Read the lines that follow and pick out every one containing the word "signal".

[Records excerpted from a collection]
####################

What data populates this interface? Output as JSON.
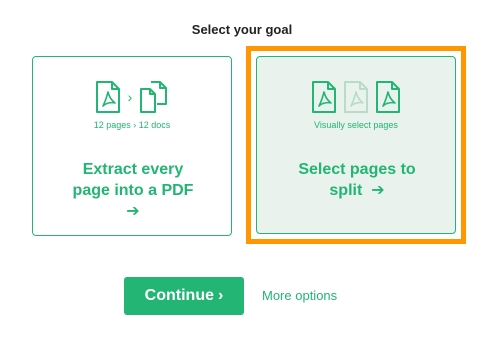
{
  "heading": "Select your goal",
  "options": [
    {
      "caption": "12 pages › 12 docs",
      "title_line1": "Extract every",
      "title_line2": "page into a PDF",
      "arrow": "➔",
      "separator": "›"
    },
    {
      "caption": "Visually select pages",
      "title_line1": "Select pages to",
      "title_line2": "split",
      "arrow": "➔",
      "selected": true
    }
  ],
  "continue_label": "Continue",
  "continue_chevron": "›",
  "more_options_label": "More options",
  "colors": {
    "accent": "#22b573",
    "highlight": "#ff9800",
    "selected_bg": "#e9f2ec"
  },
  "icons": [
    "pdf-file-icon",
    "multiple-documents-icon"
  ]
}
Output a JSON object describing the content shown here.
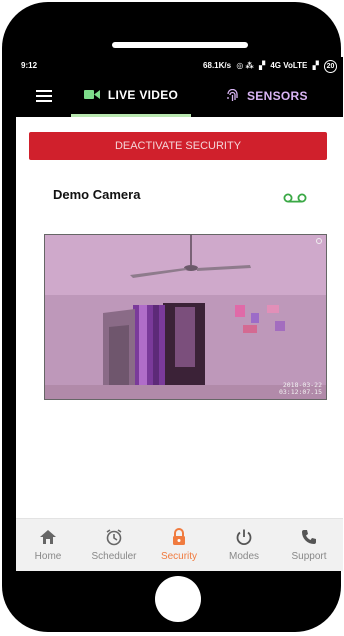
{
  "status_bar": {
    "time": "9:12",
    "speed": "68.1K/s",
    "network": "4G VoLTE",
    "battery": "20"
  },
  "top_nav": {
    "tabs": [
      {
        "label": "LIVE VIDEO",
        "icon": "video-camera-icon",
        "active": true
      },
      {
        "label": "SENSORS",
        "icon": "fingerprint-icon",
        "active": false
      }
    ]
  },
  "security": {
    "deactivate_label": "DEACTIVATE SECURITY"
  },
  "camera": {
    "name": "Demo Camera",
    "timestamp_date": "2018-03-22",
    "timestamp_time": "03:12:07.15"
  },
  "bottom_nav": {
    "items": [
      {
        "label": "Home",
        "icon": "home-icon"
      },
      {
        "label": "Scheduler",
        "icon": "scheduler-icon"
      },
      {
        "label": "Security",
        "icon": "lock-icon",
        "active": true
      },
      {
        "label": "Modes",
        "icon": "power-icon"
      },
      {
        "label": "Support",
        "icon": "phone-icon"
      }
    ]
  },
  "colors": {
    "accent_red": "#d0202c",
    "active_orange": "#f07b3f",
    "record_green": "#3aa845",
    "sensors_purple": "#d8b4f3"
  }
}
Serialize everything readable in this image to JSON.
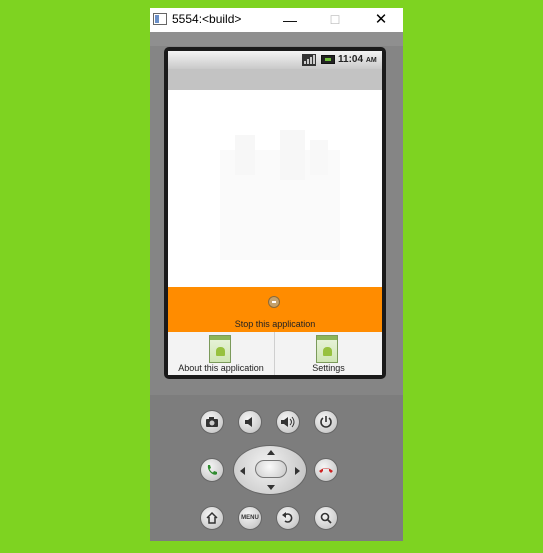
{
  "window": {
    "title": "5554:<build>",
    "minimize_symbol": "—",
    "maximize_symbol": "☐",
    "close_symbol": "✕"
  },
  "statusbar": {
    "time": "11:04",
    "ampm": "AM",
    "icons": [
      "signal-icon",
      "battery-icon"
    ]
  },
  "stop_panel": {
    "label": "Stop this application",
    "icon": "stop-icon"
  },
  "menu": {
    "items": [
      {
        "label": "About this application",
        "icon": "android-app-icon"
      },
      {
        "label": "Settings",
        "icon": "android-app-icon"
      }
    ]
  },
  "hardware_buttons": {
    "row1": [
      "camera-icon",
      "volume-down-icon",
      "volume-up-icon",
      "power-icon"
    ],
    "row2": [
      "call-icon",
      "dpad",
      "end-call-icon"
    ],
    "row3": [
      "home-icon",
      "menu-button",
      "back-icon",
      "search-icon"
    ],
    "menu_label": "MENU"
  },
  "colors": {
    "background": "#7ed321",
    "accent_orange": "#ff8c00",
    "call_green": "#2e8b2e",
    "end_call_red": "#cc2222"
  }
}
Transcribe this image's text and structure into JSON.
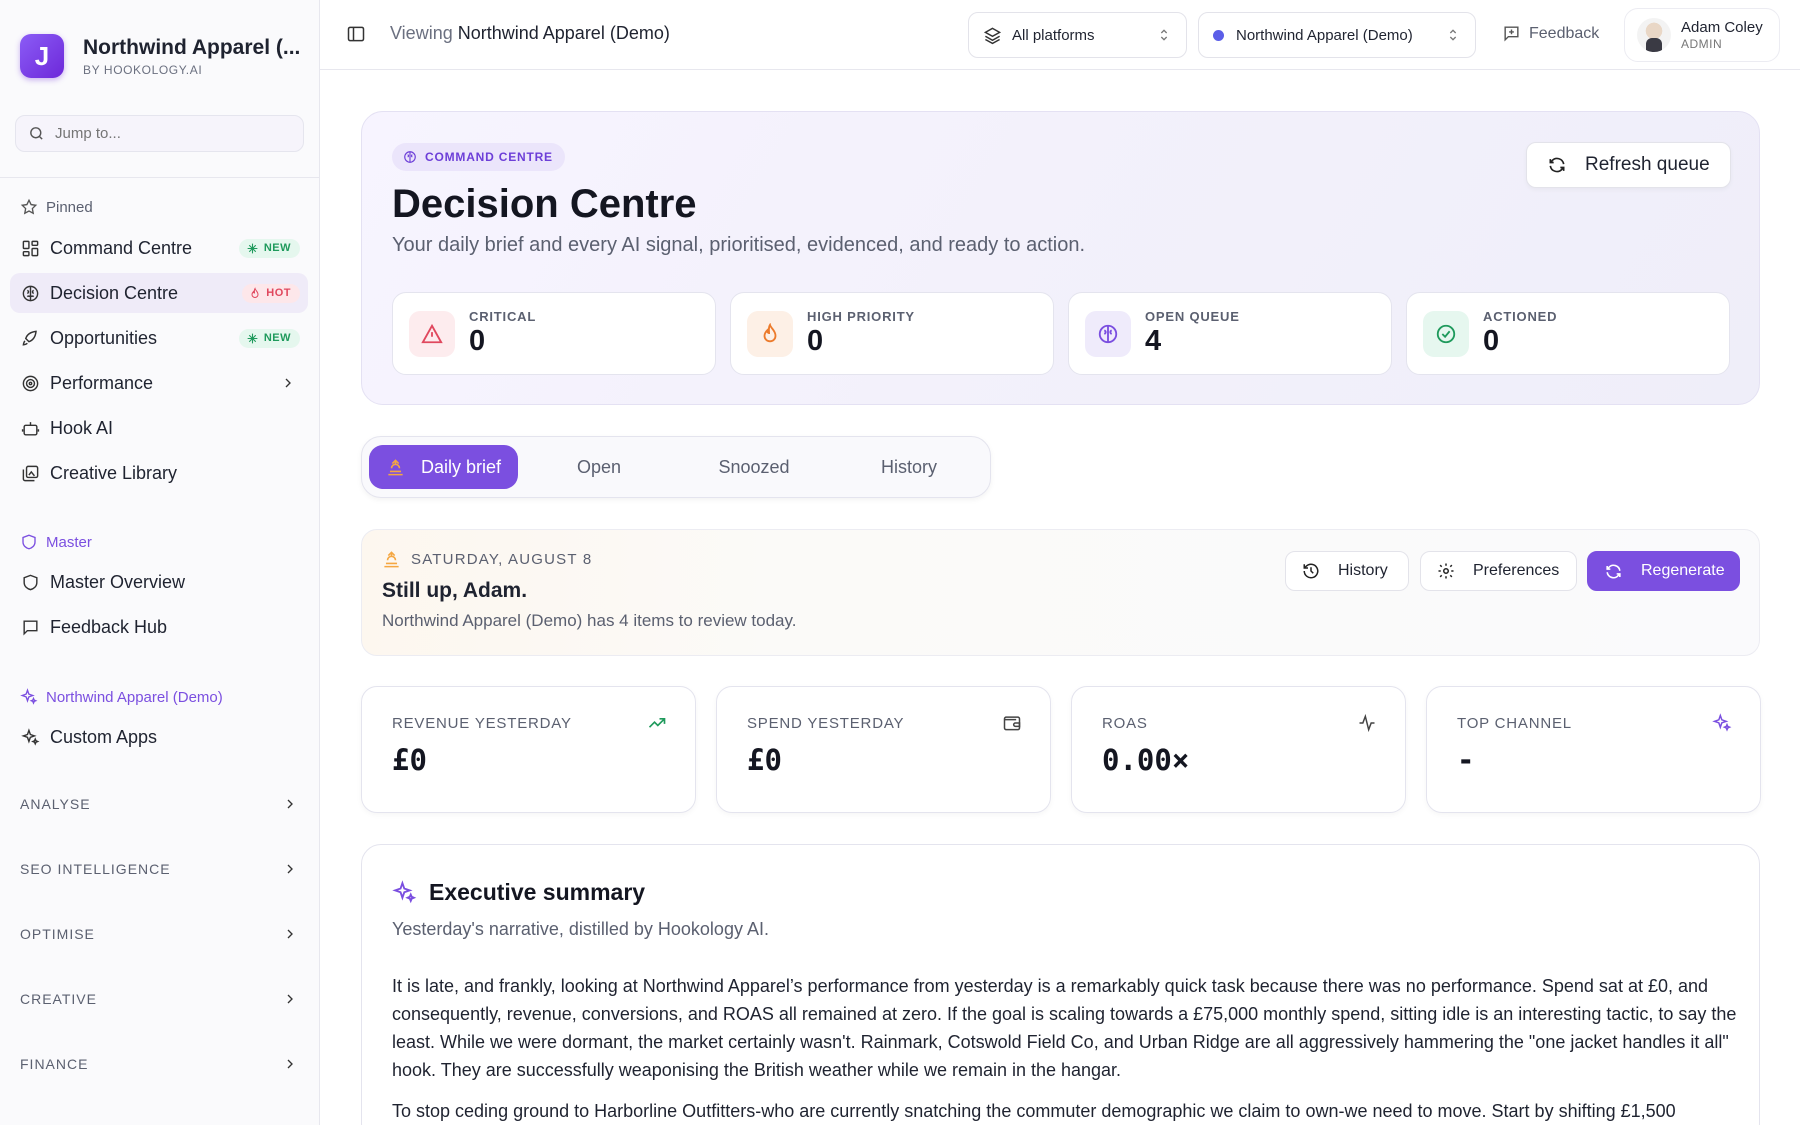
{
  "brand": {
    "logo_letter": "J",
    "name": "Northwind Apparel (...",
    "sub": "BY HOOKOLOGY.AI"
  },
  "search": {
    "placeholder": "Jump to..."
  },
  "sidebar": {
    "pinned_label": "Pinned",
    "pinned": [
      {
        "label": "Command Centre",
        "badge": "NEW",
        "icon": "grid-icon"
      },
      {
        "label": "Decision Centre",
        "badge": "HOT",
        "icon": "brain-icon",
        "active": true
      },
      {
        "label": "Opportunities",
        "badge": "NEW",
        "icon": "rocket-icon"
      },
      {
        "label": "Performance",
        "icon": "target-icon"
      },
      {
        "label": "Hook AI",
        "icon": "bot-icon"
      },
      {
        "label": "Creative Library",
        "icon": "gallery-icon"
      }
    ],
    "master_label": "Master",
    "master": [
      {
        "label": "Master Overview",
        "icon": "shield-icon"
      },
      {
        "label": "Feedback Hub",
        "icon": "message-icon"
      }
    ],
    "client_label": "Northwind Apparel (Demo)",
    "client": [
      {
        "label": "Custom Apps",
        "icon": "sparkles-icon"
      }
    ],
    "groups": [
      "ANALYSE",
      "SEO INTELLIGENCE",
      "OPTIMISE",
      "CREATIVE",
      "FINANCE"
    ]
  },
  "topbar": {
    "viewing_prefix": "Viewing",
    "viewing_name": "Northwind Apparel (Demo)",
    "platform_select": "All platforms",
    "account_select": "Northwind Apparel (Demo)",
    "feedback": "Feedback",
    "user_name": "Adam Coley",
    "user_role": "ADMIN"
  },
  "hero": {
    "crumb": "COMMAND CENTRE",
    "title": "Decision Centre",
    "subtitle": "Your daily brief and every AI signal, prioritised, evidenced, and ready to action.",
    "refresh_label": "Refresh queue",
    "stats": [
      {
        "label": "CRITICAL",
        "value": "0"
      },
      {
        "label": "HIGH PRIORITY",
        "value": "0"
      },
      {
        "label": "OPEN QUEUE",
        "value": "4"
      },
      {
        "label": "ACTIONED",
        "value": "0"
      }
    ]
  },
  "tabs": [
    "Daily brief",
    "Open",
    "Snoozed",
    "History"
  ],
  "brief": {
    "date": "SATURDAY, AUGUST 8",
    "title": "Still up, Adam.",
    "subtitle": "Northwind Apparel (Demo) has 4 items to review today.",
    "buttons": {
      "history": "History",
      "preferences": "Preferences",
      "regenerate": "Regenerate"
    }
  },
  "kpis": [
    {
      "label": "REVENUE YESTERDAY",
      "value": "£0",
      "icon": "trending-up-icon"
    },
    {
      "label": "SPEND YESTERDAY",
      "value": "£0",
      "icon": "wallet-icon"
    },
    {
      "label": "ROAS",
      "value": "0.00×",
      "icon": "activity-icon"
    },
    {
      "label": "TOP CHANNEL",
      "value": "-",
      "icon": "sparkles-icon"
    }
  ],
  "summary": {
    "title": "Executive summary",
    "subtitle": "Yesterday's narrative, distilled by Hookology AI.",
    "p1": "It is late, and frankly, looking at Northwind Apparel’s performance from yesterday is a remarkably quick task because there was no performance. Spend sat at £0, and consequently, revenue, conversions, and ROAS all remained at zero. If the goal is scaling towards a £75,000 monthly spend, sitting idle is an interesting tactic, to say the least. While we were dormant, the market certainly wasn't. Rainmark, Cotswold Field Co, and Urban Ridge are all aggressively hammering the \"one jacket handles it all\" hook. They are successfully weaponising the British weather while we remain in the hangar.",
    "p2": "To stop ceding ground to Harborline Outfitters-who are currently snatching the commuter demographic we claim to own-we need to move. Start by shifting £1,500"
  },
  "colors": {
    "accent": "#7b4fe0",
    "new_badge": "#1f9a5c",
    "hot_badge": "#e0485e"
  }
}
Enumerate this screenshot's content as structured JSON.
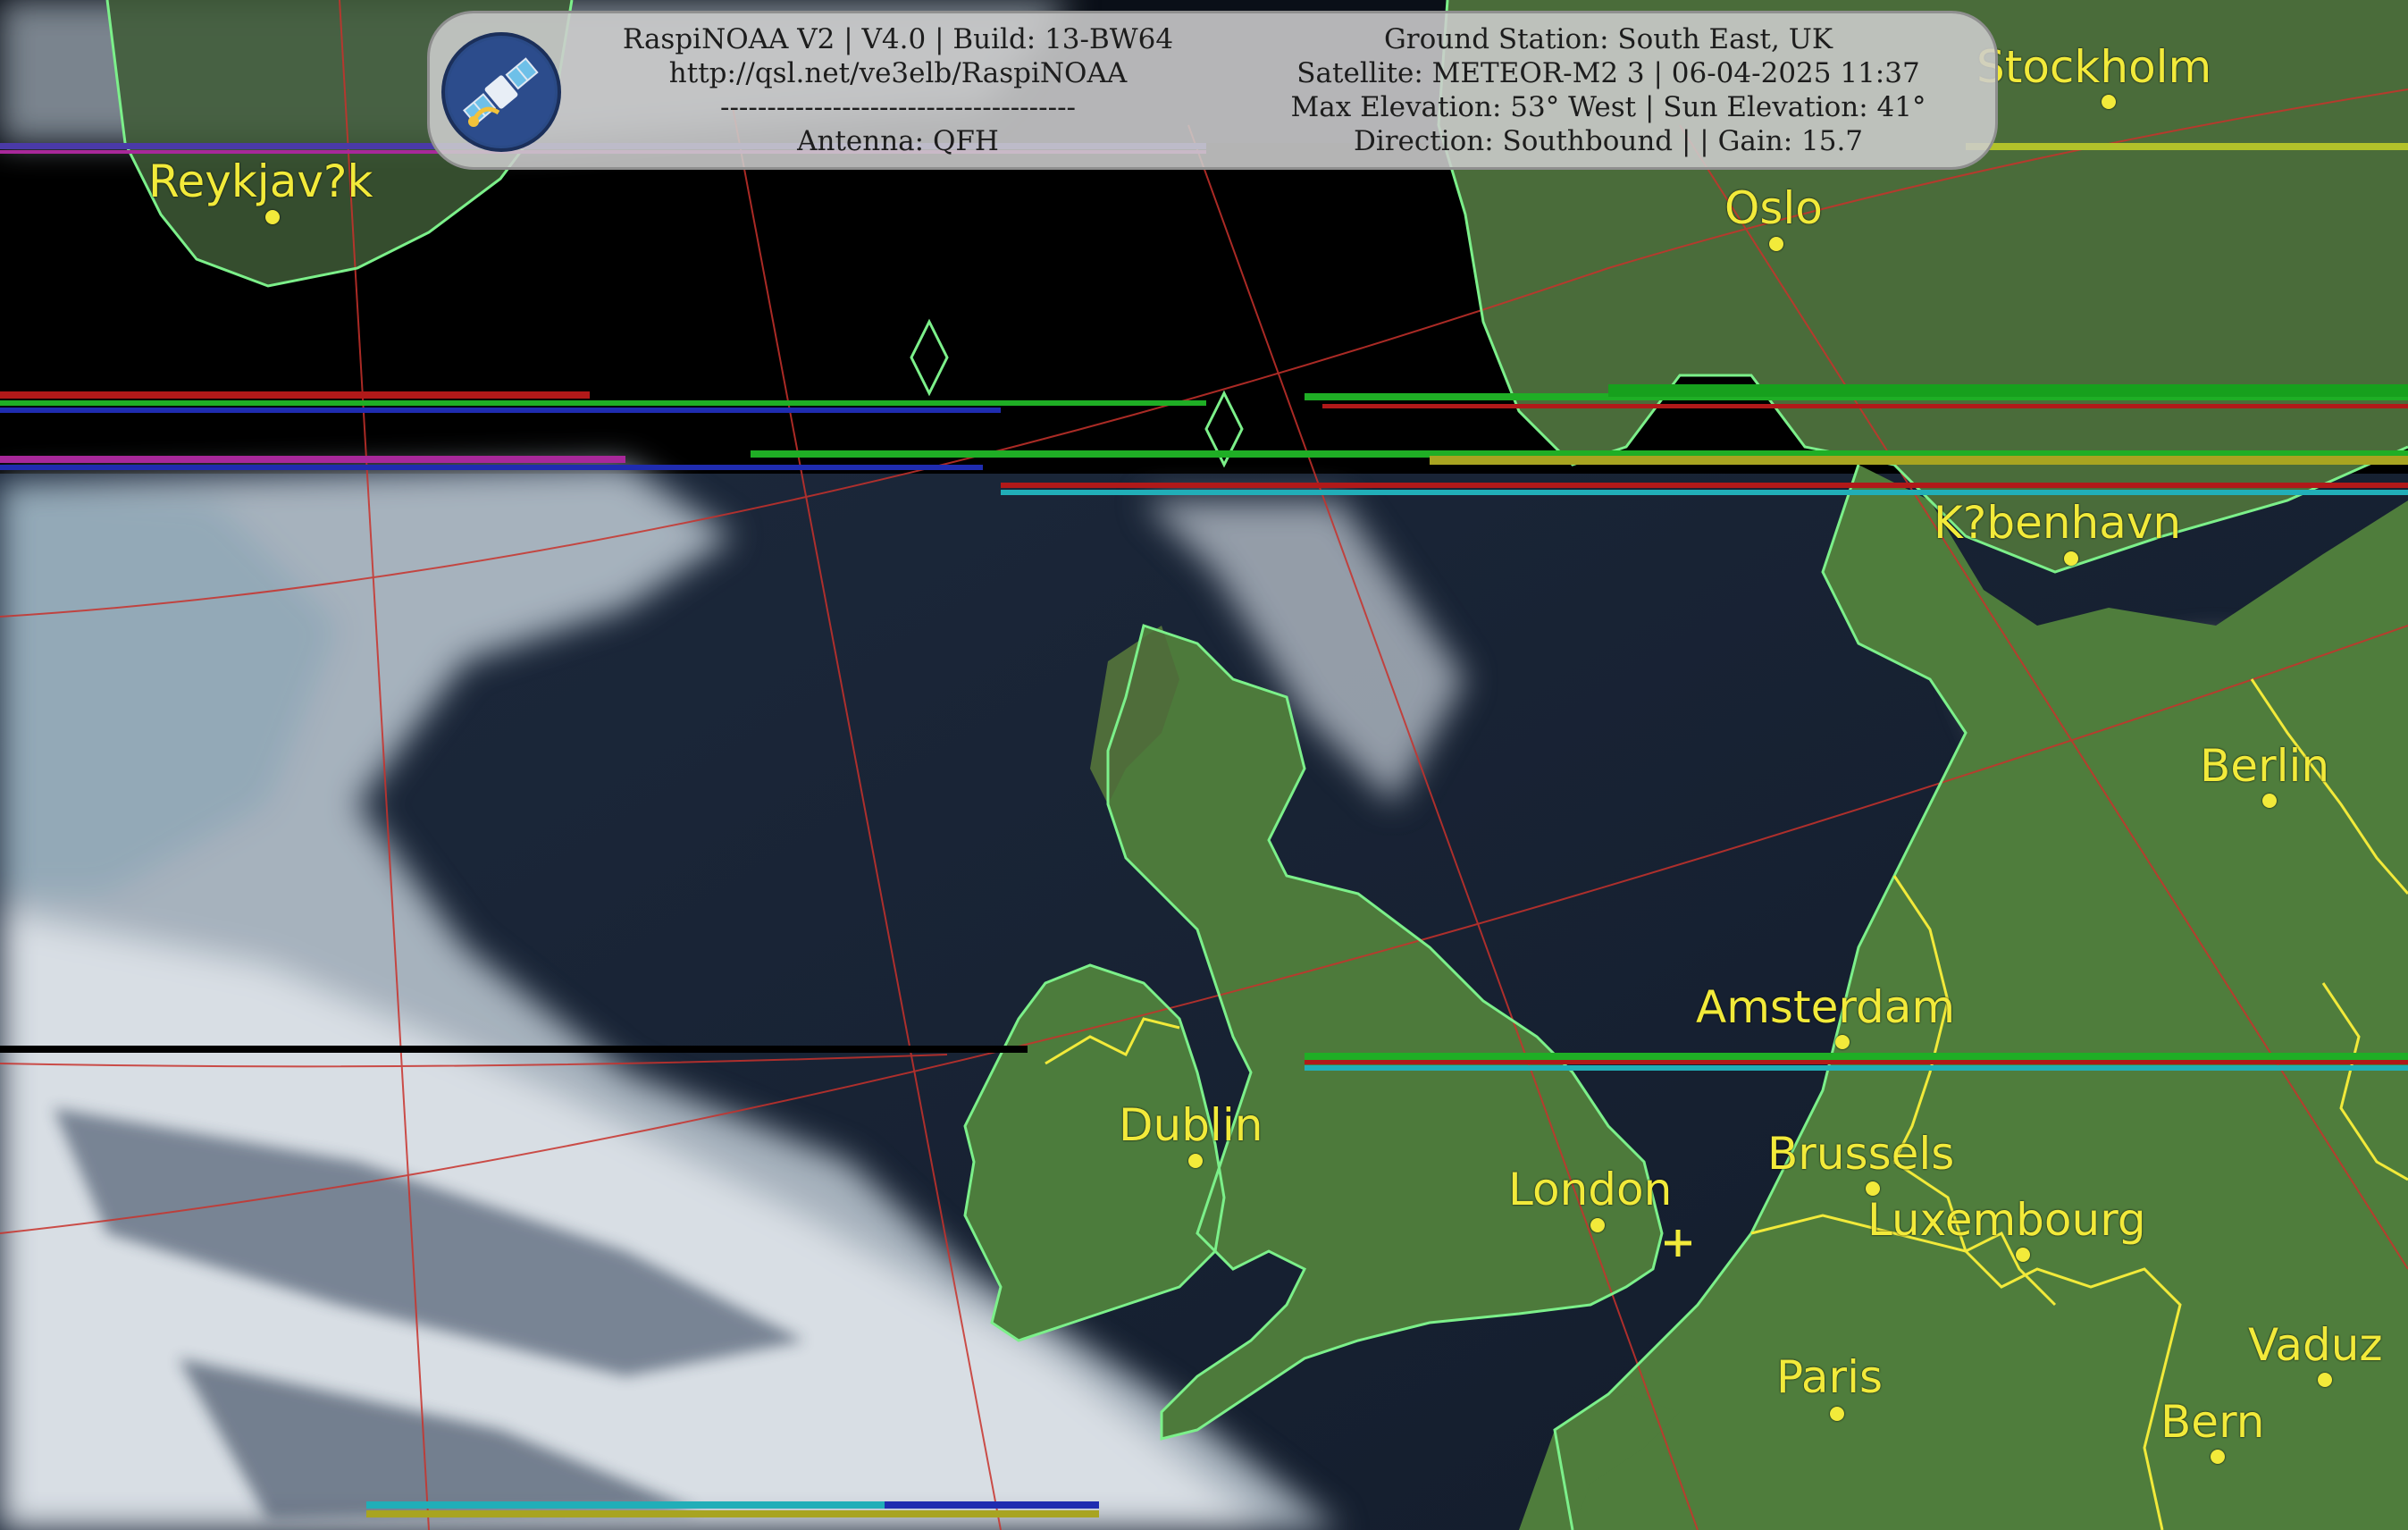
{
  "header": {
    "left_lines": [
      "RaspiNOAA V2 | V4.0 | Build: 13-BW64",
      "http://qsl.net/ve3elb/RaspiNOAA",
      "--------------------------------------",
      "Antenna: QFH"
    ],
    "right_lines": [
      "Ground Station: South East, UK",
      "Satellite: METEOR-M2 3 | 06-04-2025 11:37",
      "Max Elevation: 53° West | Sun Elevation: 41°",
      "Direction: Southbound | | Gain: 15.7"
    ]
  },
  "cities": [
    {
      "name": "Reykjav?k"
    },
    {
      "name": "Stockholm"
    },
    {
      "name": "Oslo"
    },
    {
      "name": "K?benhavn"
    },
    {
      "name": "Berlin"
    },
    {
      "name": "Amsterdam"
    },
    {
      "name": "Dublin"
    },
    {
      "name": "London"
    },
    {
      "name": "Brussels"
    },
    {
      "name": "Luxembourg"
    },
    {
      "name": "Paris"
    },
    {
      "name": "Vaduz"
    },
    {
      "name": "Bern"
    }
  ],
  "colors": {
    "coastline": "#7cf08a",
    "borders": "#f2ea3a",
    "graticule": "#c8322c",
    "city_label": "#f2ea3a",
    "sea": "#1a2638",
    "land": "#4c7a3a",
    "cloud": "#c9d3db"
  },
  "icons": {
    "logo": "satellite-icon",
    "station": "plus-marker-icon"
  }
}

####################

Solution for this task:
      "signal-icon",
    "subtitle": "Your daily brief and every AI signal, prioritised, evidenced, and ready to action.",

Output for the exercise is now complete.